Written request – Within the data that follows, how many lines carry the string "ylabel"? Give the number alone.

----------------------------------------

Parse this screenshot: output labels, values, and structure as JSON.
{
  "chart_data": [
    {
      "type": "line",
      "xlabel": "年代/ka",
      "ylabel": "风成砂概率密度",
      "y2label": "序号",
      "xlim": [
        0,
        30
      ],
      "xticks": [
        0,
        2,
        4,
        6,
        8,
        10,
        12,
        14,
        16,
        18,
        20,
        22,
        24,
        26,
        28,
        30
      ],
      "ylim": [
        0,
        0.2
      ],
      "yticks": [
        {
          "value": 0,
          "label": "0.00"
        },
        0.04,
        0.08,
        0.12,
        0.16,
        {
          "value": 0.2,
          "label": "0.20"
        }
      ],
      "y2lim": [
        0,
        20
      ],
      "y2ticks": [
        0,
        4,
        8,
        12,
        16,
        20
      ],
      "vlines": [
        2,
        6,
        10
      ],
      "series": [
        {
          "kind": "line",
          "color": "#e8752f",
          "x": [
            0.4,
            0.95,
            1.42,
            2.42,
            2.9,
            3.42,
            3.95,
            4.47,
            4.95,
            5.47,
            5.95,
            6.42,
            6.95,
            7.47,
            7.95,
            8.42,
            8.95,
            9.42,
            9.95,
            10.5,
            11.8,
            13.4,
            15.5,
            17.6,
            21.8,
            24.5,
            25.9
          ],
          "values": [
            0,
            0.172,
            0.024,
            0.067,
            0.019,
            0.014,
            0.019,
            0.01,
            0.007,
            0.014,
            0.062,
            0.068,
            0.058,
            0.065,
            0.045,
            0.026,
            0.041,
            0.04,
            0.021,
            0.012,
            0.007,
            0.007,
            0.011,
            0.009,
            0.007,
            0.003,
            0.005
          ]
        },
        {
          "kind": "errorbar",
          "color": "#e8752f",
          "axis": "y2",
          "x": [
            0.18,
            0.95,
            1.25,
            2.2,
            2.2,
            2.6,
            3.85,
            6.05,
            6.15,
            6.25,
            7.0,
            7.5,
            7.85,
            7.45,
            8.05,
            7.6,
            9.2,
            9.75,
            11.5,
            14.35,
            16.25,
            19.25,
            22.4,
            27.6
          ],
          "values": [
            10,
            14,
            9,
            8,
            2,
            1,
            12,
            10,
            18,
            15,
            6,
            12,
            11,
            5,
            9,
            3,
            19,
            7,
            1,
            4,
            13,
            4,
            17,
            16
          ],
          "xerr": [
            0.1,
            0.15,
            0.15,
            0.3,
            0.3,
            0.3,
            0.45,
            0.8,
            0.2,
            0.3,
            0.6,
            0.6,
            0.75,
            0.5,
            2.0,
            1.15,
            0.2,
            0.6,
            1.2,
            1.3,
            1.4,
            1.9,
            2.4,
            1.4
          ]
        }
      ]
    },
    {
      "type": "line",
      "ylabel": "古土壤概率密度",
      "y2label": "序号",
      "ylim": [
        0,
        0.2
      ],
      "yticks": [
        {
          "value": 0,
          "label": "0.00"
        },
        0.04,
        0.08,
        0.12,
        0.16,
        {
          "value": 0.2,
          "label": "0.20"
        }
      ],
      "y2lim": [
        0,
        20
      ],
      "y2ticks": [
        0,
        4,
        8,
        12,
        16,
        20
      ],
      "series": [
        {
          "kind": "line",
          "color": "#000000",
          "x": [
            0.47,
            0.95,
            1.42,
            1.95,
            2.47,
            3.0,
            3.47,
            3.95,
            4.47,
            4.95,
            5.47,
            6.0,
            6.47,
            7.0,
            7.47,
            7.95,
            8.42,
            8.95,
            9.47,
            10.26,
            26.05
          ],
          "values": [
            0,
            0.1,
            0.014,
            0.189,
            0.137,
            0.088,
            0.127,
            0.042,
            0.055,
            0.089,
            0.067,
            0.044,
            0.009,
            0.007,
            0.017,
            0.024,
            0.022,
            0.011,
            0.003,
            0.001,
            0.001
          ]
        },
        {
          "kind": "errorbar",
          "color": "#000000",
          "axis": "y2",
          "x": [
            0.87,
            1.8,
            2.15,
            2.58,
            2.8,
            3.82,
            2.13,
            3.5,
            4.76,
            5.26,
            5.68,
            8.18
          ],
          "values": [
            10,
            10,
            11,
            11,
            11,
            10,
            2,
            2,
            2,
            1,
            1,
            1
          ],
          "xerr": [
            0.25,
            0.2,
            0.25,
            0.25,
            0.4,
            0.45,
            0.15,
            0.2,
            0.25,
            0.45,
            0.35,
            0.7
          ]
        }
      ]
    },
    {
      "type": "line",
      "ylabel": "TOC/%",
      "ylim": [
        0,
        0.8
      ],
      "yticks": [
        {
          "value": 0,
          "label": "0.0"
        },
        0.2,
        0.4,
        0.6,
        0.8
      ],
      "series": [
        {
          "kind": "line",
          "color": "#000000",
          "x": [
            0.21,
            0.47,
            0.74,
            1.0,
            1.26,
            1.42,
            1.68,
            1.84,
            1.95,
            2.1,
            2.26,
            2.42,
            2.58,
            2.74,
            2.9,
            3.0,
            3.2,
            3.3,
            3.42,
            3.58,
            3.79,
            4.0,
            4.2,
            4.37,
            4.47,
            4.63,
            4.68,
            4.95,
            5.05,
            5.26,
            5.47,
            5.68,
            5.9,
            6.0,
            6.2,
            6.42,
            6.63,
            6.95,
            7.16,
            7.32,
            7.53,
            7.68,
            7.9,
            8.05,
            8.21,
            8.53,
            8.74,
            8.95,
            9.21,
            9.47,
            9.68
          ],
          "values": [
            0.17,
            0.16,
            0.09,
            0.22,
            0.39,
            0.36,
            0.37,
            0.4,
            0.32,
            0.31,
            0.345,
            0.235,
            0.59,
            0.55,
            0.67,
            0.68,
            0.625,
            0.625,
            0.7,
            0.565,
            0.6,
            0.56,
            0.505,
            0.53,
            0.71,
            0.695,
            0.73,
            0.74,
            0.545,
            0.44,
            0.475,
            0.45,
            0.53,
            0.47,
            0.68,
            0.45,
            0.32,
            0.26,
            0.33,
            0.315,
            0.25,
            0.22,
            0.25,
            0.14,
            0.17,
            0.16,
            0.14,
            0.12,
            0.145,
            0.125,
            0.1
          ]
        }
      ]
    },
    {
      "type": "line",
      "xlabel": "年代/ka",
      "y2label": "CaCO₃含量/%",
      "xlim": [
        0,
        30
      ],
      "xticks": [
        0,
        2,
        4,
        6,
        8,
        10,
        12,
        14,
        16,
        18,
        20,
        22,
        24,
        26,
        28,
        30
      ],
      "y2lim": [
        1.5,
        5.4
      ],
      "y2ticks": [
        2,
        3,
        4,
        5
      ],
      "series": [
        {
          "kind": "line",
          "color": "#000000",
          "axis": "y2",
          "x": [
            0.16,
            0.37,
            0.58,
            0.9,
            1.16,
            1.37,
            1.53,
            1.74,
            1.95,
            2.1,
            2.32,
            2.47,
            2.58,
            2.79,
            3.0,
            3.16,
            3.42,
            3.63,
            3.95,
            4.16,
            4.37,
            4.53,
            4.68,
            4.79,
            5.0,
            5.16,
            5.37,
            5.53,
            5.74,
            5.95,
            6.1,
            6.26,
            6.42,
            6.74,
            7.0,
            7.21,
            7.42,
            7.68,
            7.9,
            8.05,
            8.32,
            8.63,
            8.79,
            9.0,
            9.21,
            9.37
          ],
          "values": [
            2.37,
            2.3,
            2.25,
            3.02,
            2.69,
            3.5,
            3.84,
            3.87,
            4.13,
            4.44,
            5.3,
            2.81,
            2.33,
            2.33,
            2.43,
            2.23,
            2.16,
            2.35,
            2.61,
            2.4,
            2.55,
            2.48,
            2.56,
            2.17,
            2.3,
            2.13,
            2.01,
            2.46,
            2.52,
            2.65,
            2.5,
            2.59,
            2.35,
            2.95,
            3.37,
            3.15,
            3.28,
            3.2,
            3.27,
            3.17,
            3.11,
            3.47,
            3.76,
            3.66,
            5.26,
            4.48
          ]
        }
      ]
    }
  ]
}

----------------------------------------

Solution to the problem – 3